Read the material below and tally how many lines hold the word "color", giving the number and nothing else.

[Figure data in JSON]
────────

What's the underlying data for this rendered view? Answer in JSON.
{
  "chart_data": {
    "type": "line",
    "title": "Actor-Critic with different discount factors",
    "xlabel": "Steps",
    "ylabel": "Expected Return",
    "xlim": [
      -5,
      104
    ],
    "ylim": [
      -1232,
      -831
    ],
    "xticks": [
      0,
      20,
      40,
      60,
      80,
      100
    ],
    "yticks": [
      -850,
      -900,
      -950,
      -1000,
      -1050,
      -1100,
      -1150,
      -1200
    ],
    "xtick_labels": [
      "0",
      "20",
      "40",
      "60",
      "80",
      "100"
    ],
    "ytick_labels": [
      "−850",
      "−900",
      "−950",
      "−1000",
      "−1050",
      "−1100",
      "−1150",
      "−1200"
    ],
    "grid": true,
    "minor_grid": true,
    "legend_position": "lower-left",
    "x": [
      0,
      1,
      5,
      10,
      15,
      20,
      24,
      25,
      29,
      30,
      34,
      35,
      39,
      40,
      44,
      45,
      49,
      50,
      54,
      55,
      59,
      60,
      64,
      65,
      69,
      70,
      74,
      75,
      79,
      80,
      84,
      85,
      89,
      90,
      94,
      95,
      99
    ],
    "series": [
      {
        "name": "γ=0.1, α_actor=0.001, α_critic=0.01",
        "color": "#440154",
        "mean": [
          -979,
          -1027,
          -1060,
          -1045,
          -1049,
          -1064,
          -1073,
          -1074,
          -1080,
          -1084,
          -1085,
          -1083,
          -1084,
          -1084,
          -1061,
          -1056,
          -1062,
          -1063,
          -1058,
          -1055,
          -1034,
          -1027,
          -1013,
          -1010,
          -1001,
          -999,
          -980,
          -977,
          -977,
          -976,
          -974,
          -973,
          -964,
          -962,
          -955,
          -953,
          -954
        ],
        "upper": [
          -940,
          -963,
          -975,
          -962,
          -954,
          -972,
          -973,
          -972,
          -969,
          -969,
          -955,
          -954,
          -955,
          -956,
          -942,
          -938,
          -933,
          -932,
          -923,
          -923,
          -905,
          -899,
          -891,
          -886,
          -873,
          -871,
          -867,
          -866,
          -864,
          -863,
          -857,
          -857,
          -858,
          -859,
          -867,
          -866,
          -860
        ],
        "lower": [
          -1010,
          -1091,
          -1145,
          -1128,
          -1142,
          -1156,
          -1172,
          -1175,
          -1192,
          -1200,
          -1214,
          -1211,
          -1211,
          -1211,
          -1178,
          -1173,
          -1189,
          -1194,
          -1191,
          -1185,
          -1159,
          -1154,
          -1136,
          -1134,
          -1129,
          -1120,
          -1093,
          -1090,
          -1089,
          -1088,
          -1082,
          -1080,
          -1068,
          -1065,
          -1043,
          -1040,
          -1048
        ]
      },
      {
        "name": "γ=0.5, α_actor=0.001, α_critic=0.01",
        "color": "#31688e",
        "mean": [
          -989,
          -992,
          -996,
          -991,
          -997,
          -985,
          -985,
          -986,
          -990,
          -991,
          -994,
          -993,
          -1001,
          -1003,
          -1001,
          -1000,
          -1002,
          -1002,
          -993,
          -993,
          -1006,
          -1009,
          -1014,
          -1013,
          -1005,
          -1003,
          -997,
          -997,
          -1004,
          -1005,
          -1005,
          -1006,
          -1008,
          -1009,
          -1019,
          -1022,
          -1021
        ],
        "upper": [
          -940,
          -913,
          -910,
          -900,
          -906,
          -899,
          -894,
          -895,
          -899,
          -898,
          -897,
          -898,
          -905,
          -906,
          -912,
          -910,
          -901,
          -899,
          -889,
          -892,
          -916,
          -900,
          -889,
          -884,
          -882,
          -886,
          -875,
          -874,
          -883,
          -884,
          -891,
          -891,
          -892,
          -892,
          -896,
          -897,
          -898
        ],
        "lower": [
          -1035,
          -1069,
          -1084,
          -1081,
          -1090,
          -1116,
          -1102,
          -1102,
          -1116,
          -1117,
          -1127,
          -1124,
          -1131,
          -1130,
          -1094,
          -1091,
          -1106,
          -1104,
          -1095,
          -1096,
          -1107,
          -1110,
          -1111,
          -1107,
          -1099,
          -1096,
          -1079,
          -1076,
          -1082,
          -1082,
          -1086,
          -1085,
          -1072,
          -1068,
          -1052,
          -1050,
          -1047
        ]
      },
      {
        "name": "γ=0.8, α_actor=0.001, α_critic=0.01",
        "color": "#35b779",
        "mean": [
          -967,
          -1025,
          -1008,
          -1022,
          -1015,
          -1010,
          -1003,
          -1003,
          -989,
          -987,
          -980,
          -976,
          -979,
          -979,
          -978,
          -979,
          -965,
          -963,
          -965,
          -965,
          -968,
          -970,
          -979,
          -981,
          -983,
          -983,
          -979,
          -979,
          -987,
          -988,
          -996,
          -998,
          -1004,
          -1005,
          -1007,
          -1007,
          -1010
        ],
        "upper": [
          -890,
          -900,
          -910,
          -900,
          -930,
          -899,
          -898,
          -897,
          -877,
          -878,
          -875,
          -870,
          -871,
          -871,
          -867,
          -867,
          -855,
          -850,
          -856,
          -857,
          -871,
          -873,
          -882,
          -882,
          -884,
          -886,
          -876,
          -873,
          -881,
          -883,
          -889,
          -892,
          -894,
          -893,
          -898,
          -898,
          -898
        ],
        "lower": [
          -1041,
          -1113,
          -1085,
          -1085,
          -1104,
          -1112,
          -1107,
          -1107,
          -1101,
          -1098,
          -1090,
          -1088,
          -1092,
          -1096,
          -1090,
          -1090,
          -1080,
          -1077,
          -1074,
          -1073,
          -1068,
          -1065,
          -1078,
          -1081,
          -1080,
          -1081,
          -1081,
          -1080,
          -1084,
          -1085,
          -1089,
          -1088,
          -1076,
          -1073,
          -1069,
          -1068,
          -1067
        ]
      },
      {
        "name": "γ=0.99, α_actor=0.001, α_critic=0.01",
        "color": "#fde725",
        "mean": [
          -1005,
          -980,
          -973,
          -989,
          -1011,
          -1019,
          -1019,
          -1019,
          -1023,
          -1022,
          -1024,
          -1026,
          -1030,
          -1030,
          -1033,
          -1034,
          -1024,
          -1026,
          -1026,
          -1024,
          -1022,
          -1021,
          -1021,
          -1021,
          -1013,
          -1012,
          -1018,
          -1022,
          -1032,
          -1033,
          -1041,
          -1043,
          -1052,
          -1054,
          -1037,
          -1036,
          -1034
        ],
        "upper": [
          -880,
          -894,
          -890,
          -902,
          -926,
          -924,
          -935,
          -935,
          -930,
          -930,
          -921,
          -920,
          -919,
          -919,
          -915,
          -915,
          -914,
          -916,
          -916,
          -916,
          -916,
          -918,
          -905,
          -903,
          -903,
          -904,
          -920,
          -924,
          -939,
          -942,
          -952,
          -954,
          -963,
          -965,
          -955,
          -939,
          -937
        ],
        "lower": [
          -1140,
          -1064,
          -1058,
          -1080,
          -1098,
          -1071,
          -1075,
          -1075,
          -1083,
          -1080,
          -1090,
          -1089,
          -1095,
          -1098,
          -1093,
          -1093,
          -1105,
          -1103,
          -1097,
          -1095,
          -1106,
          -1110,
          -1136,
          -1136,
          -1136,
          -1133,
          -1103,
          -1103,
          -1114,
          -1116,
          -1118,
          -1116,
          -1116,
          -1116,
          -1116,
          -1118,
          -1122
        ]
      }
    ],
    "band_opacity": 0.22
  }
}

────────

Result of this exercise
4